• **DOCUMENT EXCERPT**

MDPs break the I.I.D. data assumption of supervised and unsupervised learning; the agent *causally influences* the data it sees through its choice of actions. However, one assumption we do make is the *Markov property*, which says that the state representation captures *all relevent information* from the past. Formally, state transitions depend only on the most recent state and action,
$$
\mathbb{P}[S_{t+1} | S_t,A_t] = \mathbb{P}[S_{t+1} | S_1,A_1 \ldots\, S_t,A_t],
$$
and rewards depend only on the most recent transition,
$$
\mathbb{P}[R_{t+1} | S_t,A_t,S_{t+1}] = \mathbb{P}[R_{t+1} | S_1,A_1 \ldots\, S_t,A_t,S_{t+1}].
$$
- Note: different sources use different notation here, but this is the most general.

In some MDPs, a subset of states are designated as *terminal* (or *absorbing*). The agent-environment interaction loop ceases once a terminal state is reached.

The goal of an RL agent is to pick actions that maximise the discounted cumulative sum of future rewards, also known as the *return* $G_t$:
$$
G_t = R_{t+1} + \gamma R_{t+2} + \gamma^2 R_{t+3} + \ldots + \gamma^{T-t-1}R_{T},
$$
where $\gamma\in[0,1]$ is a discount factor and $T$ is the time of termination (may be $\infty$).

• **GIVEN DATA**
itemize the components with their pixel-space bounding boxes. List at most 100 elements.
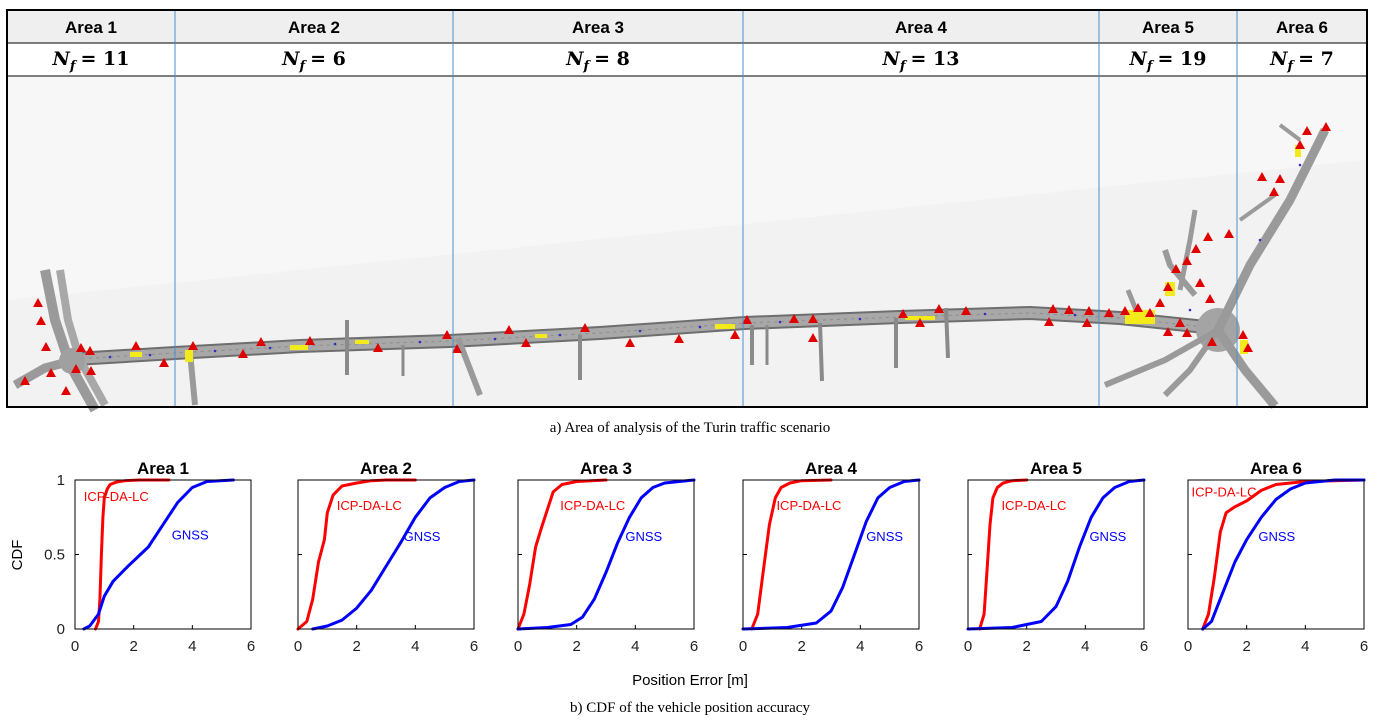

• **PROBLEMS**
• A. Do these statements agree with the MDP excerpt? (i) Under the Markov property, state transitions depend only on the most recent state and action. (ii) MDPs keep the I.I.D. data assumption of supervised and unsupervised learning. (iii) The agent-environment interaction loop goes on after a terminal state is reached. Answer yes or no for each, quoting the words of the excerpt that settle it.
• B. How might the MDP excerpt go on? Carry it further, starting after its last sentence.
None of the data has any bearing on this work.

• **RESPONSES**
• A.
(i) Yes: "state transitions depend only on the most recent state and action"
(ii) No: "MDPs break the I.I.D. data assumption of supervised and unsupervised learning"
(iii) No: "The agent-environment interaction loop ceases once a terminal state is reached."

• B.
To do so, it needs the ability to forecast the reward-getting effect of taking each action $A$ in each state $S$, potentially many timesteps into the future. This *temporal credit assignment* problem is one of the key factors that makes RL so challenging.

## 1.2 MDP Example

Here's a simple MDP (courtesy of David Silver @ DeepMind/UCL), which we'll be using throughout this course.
- White circle: non-terminal state
- White square: terminal state
- Black circle: action
- <span style="color:green">Green:</span> reward (depends only on $S_{t+1}$ here)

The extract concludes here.